- SET EXERCISE -
Nothing should be left out: output all of the entries exactly.
+-------+
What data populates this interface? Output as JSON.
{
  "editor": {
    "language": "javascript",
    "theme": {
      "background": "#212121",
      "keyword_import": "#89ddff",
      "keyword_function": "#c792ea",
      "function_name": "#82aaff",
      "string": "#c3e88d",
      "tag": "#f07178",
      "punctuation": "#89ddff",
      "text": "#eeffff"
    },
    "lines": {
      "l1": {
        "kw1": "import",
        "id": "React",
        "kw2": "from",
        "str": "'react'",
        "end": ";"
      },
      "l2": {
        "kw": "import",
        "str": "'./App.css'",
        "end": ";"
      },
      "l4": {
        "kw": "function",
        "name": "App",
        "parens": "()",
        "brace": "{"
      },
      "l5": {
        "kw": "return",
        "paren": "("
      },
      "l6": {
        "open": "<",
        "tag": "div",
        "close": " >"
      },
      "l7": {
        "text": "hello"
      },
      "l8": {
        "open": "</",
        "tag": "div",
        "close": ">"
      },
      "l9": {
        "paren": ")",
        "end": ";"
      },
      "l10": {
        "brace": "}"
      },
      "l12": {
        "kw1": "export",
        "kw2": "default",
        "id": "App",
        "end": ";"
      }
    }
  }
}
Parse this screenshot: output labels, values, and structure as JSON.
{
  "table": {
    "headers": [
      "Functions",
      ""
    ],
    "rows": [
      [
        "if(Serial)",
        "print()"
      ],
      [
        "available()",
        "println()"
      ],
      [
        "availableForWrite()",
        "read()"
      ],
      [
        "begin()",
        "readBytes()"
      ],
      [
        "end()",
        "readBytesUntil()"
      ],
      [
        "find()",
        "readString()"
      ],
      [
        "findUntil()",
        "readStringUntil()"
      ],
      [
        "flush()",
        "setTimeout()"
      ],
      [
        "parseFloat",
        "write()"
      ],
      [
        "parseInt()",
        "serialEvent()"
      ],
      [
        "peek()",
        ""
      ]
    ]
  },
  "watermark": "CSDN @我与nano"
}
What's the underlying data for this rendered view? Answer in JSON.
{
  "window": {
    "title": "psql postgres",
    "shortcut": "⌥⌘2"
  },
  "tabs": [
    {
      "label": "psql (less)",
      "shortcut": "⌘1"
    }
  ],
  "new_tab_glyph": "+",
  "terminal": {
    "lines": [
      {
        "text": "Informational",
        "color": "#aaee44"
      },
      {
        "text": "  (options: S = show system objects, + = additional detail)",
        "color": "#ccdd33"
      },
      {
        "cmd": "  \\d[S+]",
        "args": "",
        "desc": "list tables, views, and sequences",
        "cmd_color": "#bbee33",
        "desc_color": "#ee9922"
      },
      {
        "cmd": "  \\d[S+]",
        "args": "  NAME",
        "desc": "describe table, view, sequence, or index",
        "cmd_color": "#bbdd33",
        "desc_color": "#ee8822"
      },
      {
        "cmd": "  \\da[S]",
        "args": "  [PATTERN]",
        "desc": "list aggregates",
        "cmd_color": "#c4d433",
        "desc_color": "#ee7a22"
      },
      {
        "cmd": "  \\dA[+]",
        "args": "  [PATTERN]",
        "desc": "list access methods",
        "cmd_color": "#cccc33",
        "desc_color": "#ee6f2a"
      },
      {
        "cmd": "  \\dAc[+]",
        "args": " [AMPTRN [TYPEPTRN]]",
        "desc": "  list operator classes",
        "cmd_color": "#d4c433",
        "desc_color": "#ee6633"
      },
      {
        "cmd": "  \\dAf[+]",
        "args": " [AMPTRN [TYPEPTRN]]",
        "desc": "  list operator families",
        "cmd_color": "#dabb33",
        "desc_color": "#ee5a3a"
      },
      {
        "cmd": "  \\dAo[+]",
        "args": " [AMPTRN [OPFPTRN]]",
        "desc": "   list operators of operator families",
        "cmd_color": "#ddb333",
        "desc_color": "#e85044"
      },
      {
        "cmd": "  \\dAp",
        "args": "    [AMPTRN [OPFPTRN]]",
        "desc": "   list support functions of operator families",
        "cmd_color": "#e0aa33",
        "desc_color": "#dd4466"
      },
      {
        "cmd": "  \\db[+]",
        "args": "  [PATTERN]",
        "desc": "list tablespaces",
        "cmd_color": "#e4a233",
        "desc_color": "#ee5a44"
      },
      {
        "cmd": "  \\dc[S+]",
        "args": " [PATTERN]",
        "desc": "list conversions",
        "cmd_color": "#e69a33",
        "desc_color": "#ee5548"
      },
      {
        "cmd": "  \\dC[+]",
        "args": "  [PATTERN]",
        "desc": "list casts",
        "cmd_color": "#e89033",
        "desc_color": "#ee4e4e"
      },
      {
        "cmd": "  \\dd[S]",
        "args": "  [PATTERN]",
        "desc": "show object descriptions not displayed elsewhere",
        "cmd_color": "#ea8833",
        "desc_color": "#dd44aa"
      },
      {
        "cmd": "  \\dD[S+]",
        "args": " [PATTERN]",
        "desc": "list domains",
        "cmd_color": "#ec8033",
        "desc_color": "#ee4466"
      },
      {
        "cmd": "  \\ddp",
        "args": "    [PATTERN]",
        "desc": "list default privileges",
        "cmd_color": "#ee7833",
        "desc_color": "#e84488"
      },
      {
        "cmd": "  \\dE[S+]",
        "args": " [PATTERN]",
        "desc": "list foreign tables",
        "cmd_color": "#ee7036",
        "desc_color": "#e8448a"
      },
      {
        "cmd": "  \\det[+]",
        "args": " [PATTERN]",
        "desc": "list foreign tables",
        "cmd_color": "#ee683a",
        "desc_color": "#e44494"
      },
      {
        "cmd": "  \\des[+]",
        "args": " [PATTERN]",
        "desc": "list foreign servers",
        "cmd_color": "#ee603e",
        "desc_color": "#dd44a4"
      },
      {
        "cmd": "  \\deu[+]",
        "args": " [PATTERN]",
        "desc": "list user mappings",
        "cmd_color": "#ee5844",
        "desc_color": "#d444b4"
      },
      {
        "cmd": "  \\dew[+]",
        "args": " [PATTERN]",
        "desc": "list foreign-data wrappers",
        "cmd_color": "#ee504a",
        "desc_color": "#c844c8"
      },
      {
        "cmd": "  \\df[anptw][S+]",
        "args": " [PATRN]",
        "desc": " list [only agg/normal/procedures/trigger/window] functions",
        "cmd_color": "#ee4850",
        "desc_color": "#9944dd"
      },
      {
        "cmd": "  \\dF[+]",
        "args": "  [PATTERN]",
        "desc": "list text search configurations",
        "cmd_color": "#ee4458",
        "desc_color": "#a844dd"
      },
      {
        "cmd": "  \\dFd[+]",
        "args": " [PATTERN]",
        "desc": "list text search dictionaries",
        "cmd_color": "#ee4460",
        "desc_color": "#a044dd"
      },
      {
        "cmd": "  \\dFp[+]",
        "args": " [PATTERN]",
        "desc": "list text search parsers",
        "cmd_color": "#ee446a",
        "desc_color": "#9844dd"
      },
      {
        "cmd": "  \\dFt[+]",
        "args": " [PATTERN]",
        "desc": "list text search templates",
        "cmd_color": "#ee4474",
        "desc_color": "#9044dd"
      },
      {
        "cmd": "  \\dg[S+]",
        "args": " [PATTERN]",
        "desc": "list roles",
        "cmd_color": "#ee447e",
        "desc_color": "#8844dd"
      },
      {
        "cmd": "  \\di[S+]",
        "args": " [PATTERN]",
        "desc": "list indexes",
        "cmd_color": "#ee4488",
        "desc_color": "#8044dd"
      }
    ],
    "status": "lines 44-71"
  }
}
+-------+
- OUTPUT FOR THIS EXERCISE -
What data populates this interface? Output as JSON.
{
  "editor": {
    "language": "javascript",
    "theme": {
      "background": "#212121",
      "keyword_import": "#89ddff",
      "keyword_function": "#c792ea",
      "function_name": "#82aaff",
      "string": "#c3e88d",
      "tag": "#f07178",
      "punctuation": "#89ddff",
      "text": "#eeffff"
    },
    "lines": {
      "l1": {
        "kw1": "import",
        "id": "React",
        "kw2": "from",
        "str": "'react'",
        "end": ";"
      },
      "l2": {
        "kw": "import",
        "str": "'./App.css'",
        "end": ";"
      },
      "l4": {
        "kw": "function",
        "name": "App",
        "parens": "()",
        "brace": "{"
      },
      "l5": {
        "kw": "return",
        "paren": "("
      },
      "l6": {
        "open": "<",
        "tag": "div",
        "close": " >"
      },
      "l7": {
        "text": "hello"
      },
      "l8": {
        "open": "</",
        "tag": "div",
        "close": ">"
      },
      "l9": {
        "paren": ")",
        "end": ";"
      },
      "l10": {
        "brace": "}"
      },
      "l12": {
        "kw1": "export",
        "kw2": "default",
        "id": "App",
        "end": ";"
      }
    }
  }
}
Parse this screenshot: output labels, values, and structure as JSON.
{
  "table": {
    "headers": [
      "Functions",
      ""
    ],
    "rows": [
      [
        "if(Serial)",
        "print()"
      ],
      [
        "available()",
        "println()"
      ],
      [
        "availableForWrite()",
        "read()"
      ],
      [
        "begin()",
        "readBytes()"
      ],
      [
        "end()",
        "readBytesUntil()"
      ],
      [
        "find()",
        "readString()"
      ],
      [
        "findUntil()",
        "readStringUntil()"
      ],
      [
        "flush()",
        "setTimeout()"
      ],
      [
        "parseFloat",
        "write()"
      ],
      [
        "parseInt()",
        "serialEvent()"
      ],
      [
        "peek()",
        ""
      ]
    ]
  },
  "watermark": "CSDN @我与nano"
}
What's the underlying data for this rendered view? Answer in JSON.
{
  "window": {
    "title": "psql postgres",
    "shortcut": "⌥⌘2"
  },
  "tabs": [
    {
      "label": "psql (less)",
      "shortcut": "⌘1"
    }
  ],
  "new_tab_glyph": "+",
  "terminal": {
    "lines": [
      {
        "text": "Informational",
        "color": "#aaee44"
      },
      {
        "text": "  (options: S = show system objects, + = additional detail)",
        "color": "#ccdd33"
      },
      {
        "cmd": "  \\d[S+]",
        "args": "",
        "desc": "list tables, views, and sequences",
        "cmd_color": "#bbee33",
        "desc_color": "#ee9922"
      },
      {
        "cmd": "  \\d[S+]",
        "args": "  NAME",
        "desc": "describe table, view, sequence, or index",
        "cmd_color": "#bbdd33",
        "desc_color": "#ee8822"
      },
      {
        "cmd": "  \\da[S]",
        "args": "  [PATTERN]",
        "desc": "list aggregates",
        "cmd_color": "#c4d433",
        "desc_color": "#ee7a22"
      },
      {
        "cmd": "  \\dA[+]",
        "args": "  [PATTERN]",
        "desc": "list access methods",
        "cmd_color": "#cccc33",
        "desc_color": "#ee6f2a"
      },
      {
        "cmd": "  \\dAc[+]",
        "args": " [AMPTRN [TYPEPTRN]]",
        "desc": "  list operator classes",
        "cmd_color": "#d4c433",
        "desc_color": "#ee6633"
      },
      {
        "cmd": "  \\dAf[+]",
        "args": " [AMPTRN [TYPEPTRN]]",
        "desc": "  list operator families",
        "cmd_color": "#dabb33",
        "desc_color": "#ee5a3a"
      },
      {
        "cmd": "  \\dAo[+]",
        "args": " [AMPTRN [OPFPTRN]]",
        "desc": "   list operators of operator families",
        "cmd_color": "#ddb333",
        "desc_color": "#e85044"
      },
      {
        "cmd": "  \\dAp",
        "args": "    [AMPTRN [OPFPTRN]]",
        "desc": "   list support functions of operator families",
        "cmd_color": "#e0aa33",
        "desc_color": "#dd4466"
      },
      {
        "cmd": "  \\db[+]",
        "args": "  [PATTERN]",
        "desc": "list tablespaces",
        "cmd_color": "#e4a233",
        "desc_color": "#ee5a44"
      },
      {
        "cmd": "  \\dc[S+]",
        "args": " [PATTERN]",
        "desc": "list conversions",
        "cmd_color": "#e69a33",
        "desc_color": "#ee5548"
      },
      {
        "cmd": "  \\dC[+]",
        "args": "  [PATTERN]",
        "desc": "list casts",
        "cmd_color": "#e89033",
        "desc_color": "#ee4e4e"
      },
      {
        "cmd": "  \\dd[S]",
        "args": "  [PATTERN]",
        "desc": "show object descriptions not displayed elsewhere",
        "cmd_color": "#ea8833",
        "desc_color": "#dd44aa"
      },
      {
        "cmd": "  \\dD[S+]",
        "args": " [PATTERN]",
        "desc": "list domains",
        "cmd_color": "#ec8033",
        "desc_color": "#ee4466"
      },
      {
        "cmd": "  \\ddp",
        "args": "    [PATTERN]",
        "desc": "list default privileges",
        "cmd_color": "#ee7833",
        "desc_color": "#e84488"
      },
      {
        "cmd": "  \\dE[S+]",
        "args": " [PATTERN]",
        "desc": "list foreign tables",
        "cmd_color": "#ee7036",
        "desc_color": "#e8448a"
      },
      {
        "cmd": "  \\det[+]",
        "args": " [PATTERN]",
        "desc": "list foreign tables",
        "cmd_color": "#ee683a",
        "desc_color": "#e44494"
      },
      {
        "cmd": "  \\des[+]",
        "args": " [PATTERN]",
        "desc": "list foreign servers",
        "cmd_color": "#ee603e",
        "desc_color": "#dd44a4"
      },
      {
        "cmd": "  \\deu[+]",
        "args": " [PATTERN]",
        "desc": "list user mappings",
        "cmd_color": "#ee5844",
        "desc_color": "#d444b4"
      },
      {
        "cmd": "  \\dew[+]",
        "args": " [PATTERN]",
        "desc": "list foreign-data wrappers",
        "cmd_color": "#ee504a",
        "desc_color": "#c844c8"
      },
      {
        "cmd": "  \\df[anptw][S+]",
        "args": " [PATRN]",
        "desc": " list [only agg/normal/procedures/trigger/window] functions",
        "cmd_color": "#ee4850",
        "desc_color": "#9944dd"
      },
      {
        "cmd": "  \\dF[+]",
        "args": "  [PATTERN]",
        "desc": "list text search configurations",
        "cmd_color": "#ee4458",
        "desc_color": "#a844dd"
      },
      {
        "cmd": "  \\dFd[+]",
        "args": " [PATTERN]",
        "desc": "list text search dictionaries",
        "cmd_color": "#ee4460",
        "desc_color": "#a044dd"
      },
      {
        "cmd": "  \\dFp[+]",
        "args": " [PATTERN]",
        "desc": "list text search parsers",
        "cmd_color": "#ee446a",
        "desc_color": "#9844dd"
      },
      {
        "cmd": "  \\dFt[+]",
        "args": " [PATTERN]",
        "desc": "list text search templates",
        "cmd_color": "#ee4474",
        "desc_color": "#9044dd"
      },
      {
        "cmd": "  \\dg[S+]",
        "args": " [PATTERN]",
        "desc": "list roles",
        "cmd_color": "#ee447e",
        "desc_color": "#8844dd"
      },
      {
        "cmd": "  \\di[S+]",
        "args": " [PATTERN]",
        "desc": "list indexes",
        "cmd_color": "#ee4488",
        "desc_color": "#8044dd"
      }
    ],
    "status": "lines 44-71"
  }
}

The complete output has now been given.